EXTRACTED MATERIAL –
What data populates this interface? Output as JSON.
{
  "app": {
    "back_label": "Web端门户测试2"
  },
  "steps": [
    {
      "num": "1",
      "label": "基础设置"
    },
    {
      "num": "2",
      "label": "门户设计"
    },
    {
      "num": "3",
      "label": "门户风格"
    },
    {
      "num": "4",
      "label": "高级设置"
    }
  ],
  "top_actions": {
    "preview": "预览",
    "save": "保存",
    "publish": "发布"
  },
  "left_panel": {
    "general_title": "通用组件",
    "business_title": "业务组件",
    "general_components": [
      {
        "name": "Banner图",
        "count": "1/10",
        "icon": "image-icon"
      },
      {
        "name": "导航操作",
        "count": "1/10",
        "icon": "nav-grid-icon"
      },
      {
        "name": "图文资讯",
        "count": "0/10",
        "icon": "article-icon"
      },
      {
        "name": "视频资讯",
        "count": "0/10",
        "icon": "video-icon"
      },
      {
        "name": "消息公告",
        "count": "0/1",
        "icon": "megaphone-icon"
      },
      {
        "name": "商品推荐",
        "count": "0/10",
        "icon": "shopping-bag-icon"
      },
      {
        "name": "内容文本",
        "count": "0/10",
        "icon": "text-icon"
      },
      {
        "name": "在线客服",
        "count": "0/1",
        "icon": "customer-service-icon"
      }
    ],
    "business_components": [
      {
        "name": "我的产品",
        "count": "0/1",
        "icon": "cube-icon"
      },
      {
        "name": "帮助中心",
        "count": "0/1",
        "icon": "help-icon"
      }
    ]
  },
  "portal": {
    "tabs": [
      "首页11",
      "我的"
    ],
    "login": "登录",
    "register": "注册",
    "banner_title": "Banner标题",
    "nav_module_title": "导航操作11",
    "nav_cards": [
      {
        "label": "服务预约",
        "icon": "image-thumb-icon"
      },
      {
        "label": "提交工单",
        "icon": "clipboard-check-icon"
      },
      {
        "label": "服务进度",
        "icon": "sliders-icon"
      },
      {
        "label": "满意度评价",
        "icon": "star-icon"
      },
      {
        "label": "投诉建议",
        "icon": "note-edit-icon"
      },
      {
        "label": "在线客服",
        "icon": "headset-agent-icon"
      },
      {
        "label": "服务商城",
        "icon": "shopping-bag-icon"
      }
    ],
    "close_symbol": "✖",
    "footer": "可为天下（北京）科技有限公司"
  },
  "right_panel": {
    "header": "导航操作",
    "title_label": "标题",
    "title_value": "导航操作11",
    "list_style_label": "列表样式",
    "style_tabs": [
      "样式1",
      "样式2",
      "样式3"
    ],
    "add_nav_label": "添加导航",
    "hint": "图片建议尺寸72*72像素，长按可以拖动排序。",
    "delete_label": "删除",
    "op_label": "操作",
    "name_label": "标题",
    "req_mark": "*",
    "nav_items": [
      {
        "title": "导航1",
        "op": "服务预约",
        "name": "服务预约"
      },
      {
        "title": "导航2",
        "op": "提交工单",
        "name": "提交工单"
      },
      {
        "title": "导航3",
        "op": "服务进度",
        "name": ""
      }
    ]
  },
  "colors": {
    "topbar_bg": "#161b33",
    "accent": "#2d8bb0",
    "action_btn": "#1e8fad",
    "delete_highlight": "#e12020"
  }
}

REQUIRED TASK – Each line of the material should be duplicated exactly, please.

WORKED ANSWER –
What data populates this interface? Output as JSON.
{
  "app": {
    "back_label": "Web端门户测试2"
  },
  "steps": [
    {
      "num": "1",
      "label": "基础设置"
    },
    {
      "num": "2",
      "label": "门户设计"
    },
    {
      "num": "3",
      "label": "门户风格"
    },
    {
      "num": "4",
      "label": "高级设置"
    }
  ],
  "top_actions": {
    "preview": "预览",
    "save": "保存",
    "publish": "发布"
  },
  "left_panel": {
    "general_title": "通用组件",
    "business_title": "业务组件",
    "general_components": [
      {
        "name": "Banner图",
        "count": "1/10",
        "icon": "image-icon"
      },
      {
        "name": "导航操作",
        "count": "1/10",
        "icon": "nav-grid-icon"
      },
      {
        "name": "图文资讯",
        "count": "0/10",
        "icon": "article-icon"
      },
      {
        "name": "视频资讯",
        "count": "0/10",
        "icon": "video-icon"
      },
      {
        "name": "消息公告",
        "count": "0/1",
        "icon": "megaphone-icon"
      },
      {
        "name": "商品推荐",
        "count": "0/10",
        "icon": "shopping-bag-icon"
      },
      {
        "name": "内容文本",
        "count": "0/10",
        "icon": "text-icon"
      },
      {
        "name": "在线客服",
        "count": "0/1",
        "icon": "customer-service-icon"
      }
    ],
    "business_components": [
      {
        "name": "我的产品",
        "count": "0/1",
        "icon": "cube-icon"
      },
      {
        "name": "帮助中心",
        "count": "0/1",
        "icon": "help-icon"
      }
    ]
  },
  "portal": {
    "tabs": [
      "首页11",
      "我的"
    ],
    "login": "登录",
    "register": "注册",
    "banner_title": "Banner标题",
    "nav_module_title": "导航操作11",
    "nav_cards": [
      {
        "label": "服务预约",
        "icon": "image-thumb-icon"
      },
      {
        "label": "提交工单",
        "icon": "clipboard-check-icon"
      },
      {
        "label": "服务进度",
        "icon": "sliders-icon"
      },
      {
        "label": "满意度评价",
        "icon": "star-icon"
      },
      {
        "label": "投诉建议",
        "icon": "note-edit-icon"
      },
      {
        "label": "在线客服",
        "icon": "headset-agent-icon"
      },
      {
        "label": "服务商城",
        "icon": "shopping-bag-icon"
      }
    ],
    "close_symbol": "✖",
    "footer": "可为天下（北京）科技有限公司"
  },
  "right_panel": {
    "header": "导航操作",
    "title_label": "标题",
    "title_value": "导航操作11",
    "list_style_label": "列表样式",
    "style_tabs": [
      "样式1",
      "样式2",
      "样式3"
    ],
    "add_nav_label": "添加导航",
    "hint": "图片建议尺寸72*72像素，长按可以拖动排序。",
    "delete_label": "删除",
    "op_label": "操作",
    "name_label": "标题",
    "req_mark": "*",
    "nav_items": [
      {
        "title": "导航1",
        "op": "服务预约",
        "name": "服务预约"
      },
      {
        "title": "导航2",
        "op": "提交工单",
        "name": "提交工单"
      },
      {
        "title": "导航3",
        "op": "服务进度",
        "name": ""
      }
    ]
  },
  "colors": {
    "topbar_bg": "#161b33",
    "accent": "#2d8bb0",
    "action_btn": "#1e8fad",
    "delete_highlight": "#e12020"
  }
}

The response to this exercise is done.